• _DATA ROWS_
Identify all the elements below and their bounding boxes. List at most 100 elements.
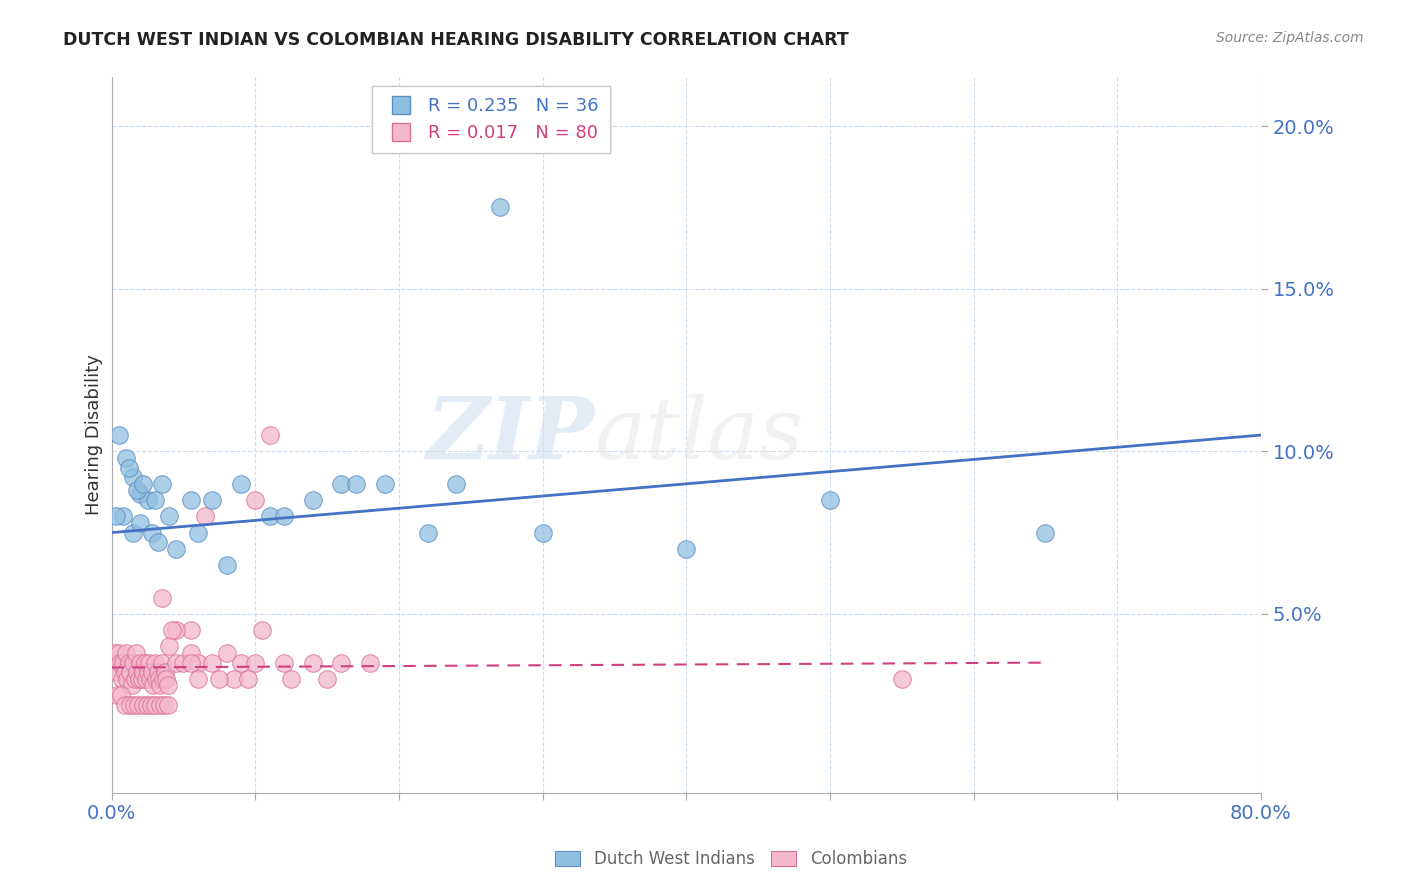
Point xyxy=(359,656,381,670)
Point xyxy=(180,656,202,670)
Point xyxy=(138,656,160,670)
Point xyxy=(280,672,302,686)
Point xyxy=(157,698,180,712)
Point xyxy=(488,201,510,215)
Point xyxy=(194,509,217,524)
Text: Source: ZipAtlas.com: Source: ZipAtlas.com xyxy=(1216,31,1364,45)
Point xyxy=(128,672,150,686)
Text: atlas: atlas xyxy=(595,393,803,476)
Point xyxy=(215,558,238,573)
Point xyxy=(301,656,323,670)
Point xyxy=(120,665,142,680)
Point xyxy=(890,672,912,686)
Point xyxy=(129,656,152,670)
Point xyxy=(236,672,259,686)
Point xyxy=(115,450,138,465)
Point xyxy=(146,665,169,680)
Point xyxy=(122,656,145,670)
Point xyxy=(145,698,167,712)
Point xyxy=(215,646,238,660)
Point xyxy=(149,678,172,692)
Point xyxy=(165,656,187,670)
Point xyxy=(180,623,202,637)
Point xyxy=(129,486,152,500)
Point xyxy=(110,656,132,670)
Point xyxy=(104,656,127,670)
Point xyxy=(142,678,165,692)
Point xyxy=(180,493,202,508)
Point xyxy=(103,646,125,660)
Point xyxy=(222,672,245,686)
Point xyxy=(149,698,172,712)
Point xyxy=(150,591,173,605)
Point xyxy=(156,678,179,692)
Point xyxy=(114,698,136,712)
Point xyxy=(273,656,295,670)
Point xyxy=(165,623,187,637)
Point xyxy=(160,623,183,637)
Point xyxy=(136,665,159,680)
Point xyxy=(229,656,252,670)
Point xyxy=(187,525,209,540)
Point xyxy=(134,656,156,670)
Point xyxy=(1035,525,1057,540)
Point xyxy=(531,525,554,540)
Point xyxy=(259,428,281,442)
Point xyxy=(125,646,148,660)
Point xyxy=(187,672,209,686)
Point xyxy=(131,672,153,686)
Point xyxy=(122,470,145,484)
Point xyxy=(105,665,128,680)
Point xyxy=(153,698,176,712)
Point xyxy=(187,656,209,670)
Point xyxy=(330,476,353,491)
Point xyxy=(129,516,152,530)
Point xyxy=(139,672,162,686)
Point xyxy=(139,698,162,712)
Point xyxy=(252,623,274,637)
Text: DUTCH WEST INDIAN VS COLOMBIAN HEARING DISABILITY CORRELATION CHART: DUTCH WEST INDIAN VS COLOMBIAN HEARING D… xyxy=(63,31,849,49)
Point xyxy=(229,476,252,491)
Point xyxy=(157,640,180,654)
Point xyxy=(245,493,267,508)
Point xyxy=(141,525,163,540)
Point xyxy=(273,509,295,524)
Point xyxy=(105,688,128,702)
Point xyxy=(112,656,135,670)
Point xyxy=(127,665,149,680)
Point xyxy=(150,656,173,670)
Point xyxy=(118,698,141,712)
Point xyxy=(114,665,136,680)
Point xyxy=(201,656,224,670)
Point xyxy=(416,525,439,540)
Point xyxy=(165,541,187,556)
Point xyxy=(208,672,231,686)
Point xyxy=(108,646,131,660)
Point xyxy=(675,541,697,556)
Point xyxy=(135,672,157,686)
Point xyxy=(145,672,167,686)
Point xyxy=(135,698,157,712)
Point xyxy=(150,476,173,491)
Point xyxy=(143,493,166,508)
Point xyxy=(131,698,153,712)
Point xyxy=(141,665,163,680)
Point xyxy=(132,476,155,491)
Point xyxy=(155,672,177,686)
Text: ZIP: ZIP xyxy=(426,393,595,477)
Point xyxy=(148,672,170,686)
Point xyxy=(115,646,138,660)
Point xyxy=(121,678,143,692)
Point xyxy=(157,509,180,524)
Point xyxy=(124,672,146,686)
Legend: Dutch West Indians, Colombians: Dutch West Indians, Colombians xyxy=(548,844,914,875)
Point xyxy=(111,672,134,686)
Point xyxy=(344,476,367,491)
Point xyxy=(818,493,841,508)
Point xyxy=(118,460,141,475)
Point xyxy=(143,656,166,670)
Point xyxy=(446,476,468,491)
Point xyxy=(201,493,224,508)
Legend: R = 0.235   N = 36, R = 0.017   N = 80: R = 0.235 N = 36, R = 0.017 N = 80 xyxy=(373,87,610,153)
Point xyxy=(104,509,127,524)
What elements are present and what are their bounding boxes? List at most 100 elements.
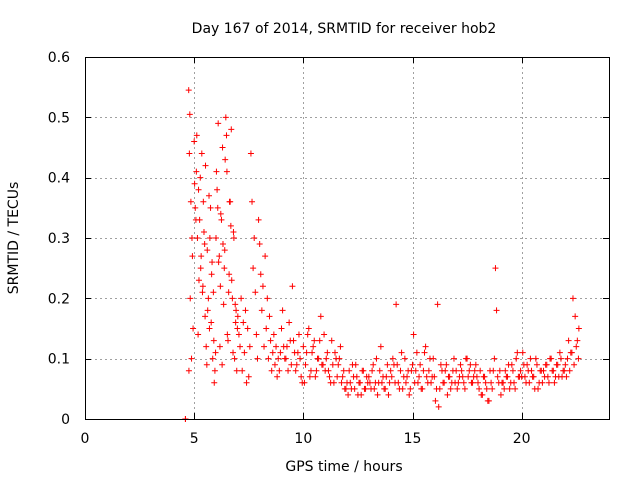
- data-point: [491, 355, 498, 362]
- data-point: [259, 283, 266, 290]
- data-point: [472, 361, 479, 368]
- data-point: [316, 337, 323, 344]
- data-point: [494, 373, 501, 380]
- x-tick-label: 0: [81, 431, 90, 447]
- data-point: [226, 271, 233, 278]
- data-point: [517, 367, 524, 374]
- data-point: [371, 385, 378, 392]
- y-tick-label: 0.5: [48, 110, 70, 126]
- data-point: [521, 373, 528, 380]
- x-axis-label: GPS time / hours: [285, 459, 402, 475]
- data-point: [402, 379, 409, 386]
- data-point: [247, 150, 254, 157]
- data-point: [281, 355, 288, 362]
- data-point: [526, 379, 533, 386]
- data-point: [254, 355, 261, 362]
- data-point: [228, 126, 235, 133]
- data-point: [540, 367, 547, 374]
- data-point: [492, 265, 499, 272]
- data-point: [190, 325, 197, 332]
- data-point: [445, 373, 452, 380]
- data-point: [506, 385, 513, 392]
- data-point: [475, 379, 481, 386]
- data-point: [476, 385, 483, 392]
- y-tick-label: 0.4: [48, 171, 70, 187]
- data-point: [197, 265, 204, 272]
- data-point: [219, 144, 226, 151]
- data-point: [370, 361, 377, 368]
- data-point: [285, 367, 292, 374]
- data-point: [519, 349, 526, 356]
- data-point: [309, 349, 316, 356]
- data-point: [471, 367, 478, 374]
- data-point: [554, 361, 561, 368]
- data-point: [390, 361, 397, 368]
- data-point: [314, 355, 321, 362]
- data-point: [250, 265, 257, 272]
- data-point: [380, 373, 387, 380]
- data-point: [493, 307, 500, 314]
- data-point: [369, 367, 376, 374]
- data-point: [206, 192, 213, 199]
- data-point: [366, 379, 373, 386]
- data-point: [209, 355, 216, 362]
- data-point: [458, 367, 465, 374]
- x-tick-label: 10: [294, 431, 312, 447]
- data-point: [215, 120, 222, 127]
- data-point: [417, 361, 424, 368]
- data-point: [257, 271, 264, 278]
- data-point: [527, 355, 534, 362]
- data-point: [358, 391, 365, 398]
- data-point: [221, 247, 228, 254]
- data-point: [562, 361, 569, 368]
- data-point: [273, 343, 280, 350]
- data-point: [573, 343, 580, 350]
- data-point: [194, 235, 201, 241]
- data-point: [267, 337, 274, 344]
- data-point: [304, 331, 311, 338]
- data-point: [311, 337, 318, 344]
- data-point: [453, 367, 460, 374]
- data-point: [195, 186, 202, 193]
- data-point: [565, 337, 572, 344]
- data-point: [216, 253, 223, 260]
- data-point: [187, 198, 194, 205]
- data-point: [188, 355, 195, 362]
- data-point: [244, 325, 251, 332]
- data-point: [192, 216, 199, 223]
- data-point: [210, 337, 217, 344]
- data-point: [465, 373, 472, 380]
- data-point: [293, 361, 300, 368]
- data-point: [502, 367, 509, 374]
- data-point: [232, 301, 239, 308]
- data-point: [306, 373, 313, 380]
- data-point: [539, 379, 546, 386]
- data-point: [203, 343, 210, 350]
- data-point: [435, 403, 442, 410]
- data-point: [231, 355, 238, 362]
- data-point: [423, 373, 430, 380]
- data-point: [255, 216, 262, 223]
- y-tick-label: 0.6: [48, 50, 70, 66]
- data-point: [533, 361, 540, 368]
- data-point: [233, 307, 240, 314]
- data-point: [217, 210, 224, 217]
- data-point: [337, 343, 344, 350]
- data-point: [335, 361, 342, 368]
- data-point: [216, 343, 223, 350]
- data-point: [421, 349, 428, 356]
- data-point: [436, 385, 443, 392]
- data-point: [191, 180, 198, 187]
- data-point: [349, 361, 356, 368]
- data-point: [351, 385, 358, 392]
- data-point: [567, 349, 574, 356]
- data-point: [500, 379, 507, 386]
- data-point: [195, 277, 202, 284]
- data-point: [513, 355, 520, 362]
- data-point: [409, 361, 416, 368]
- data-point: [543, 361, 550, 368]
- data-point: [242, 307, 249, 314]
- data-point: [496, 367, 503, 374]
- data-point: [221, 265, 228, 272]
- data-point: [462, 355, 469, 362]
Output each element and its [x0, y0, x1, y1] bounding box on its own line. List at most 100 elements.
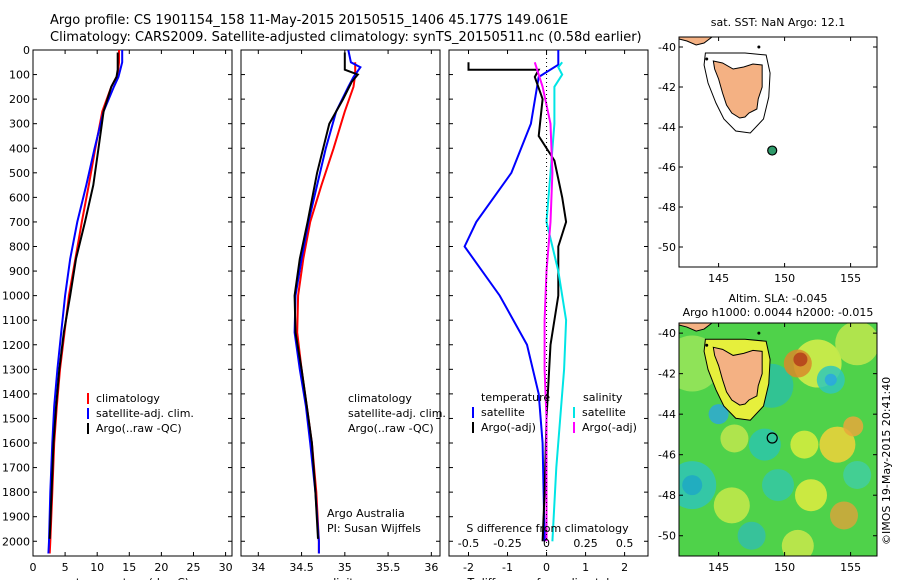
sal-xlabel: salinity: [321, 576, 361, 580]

• _WHAT IS REQUIRED_
Present the material as a Markdown table with the columns "No." and "Entry", one numbered row per line and no blank lines. Begin at the line that has "- data-point: [491, 355, 498, 362]" and stop after the line that has "- data-point: [521, 373, 528, 380]".

• _TASK RESULT_
| No. | Entry |
|---|---|
| 1 | - data-point: [491, 355, 498, 362] |
| 2 | - data-point: [259, 283, 266, 290] |
| 3 | - data-point: [472, 361, 479, 368] |
| 4 | - data-point: [316, 337, 323, 344] |
| 5 | - data-point: [494, 373, 501, 380] |
| 6 | - x-tick-label: 0: [81, 431, 90, 447] |
| 7 | - data-point: [226, 271, 233, 278] |
| 8 | - data-point: [517, 367, 524, 374] |
| 9 | - data-point: [371, 385, 378, 392] |
| 10 | - y-tick-label: 0.5: [48, 110, 70, 126] |
| 11 | - data-point: [521, 373, 528, 380] |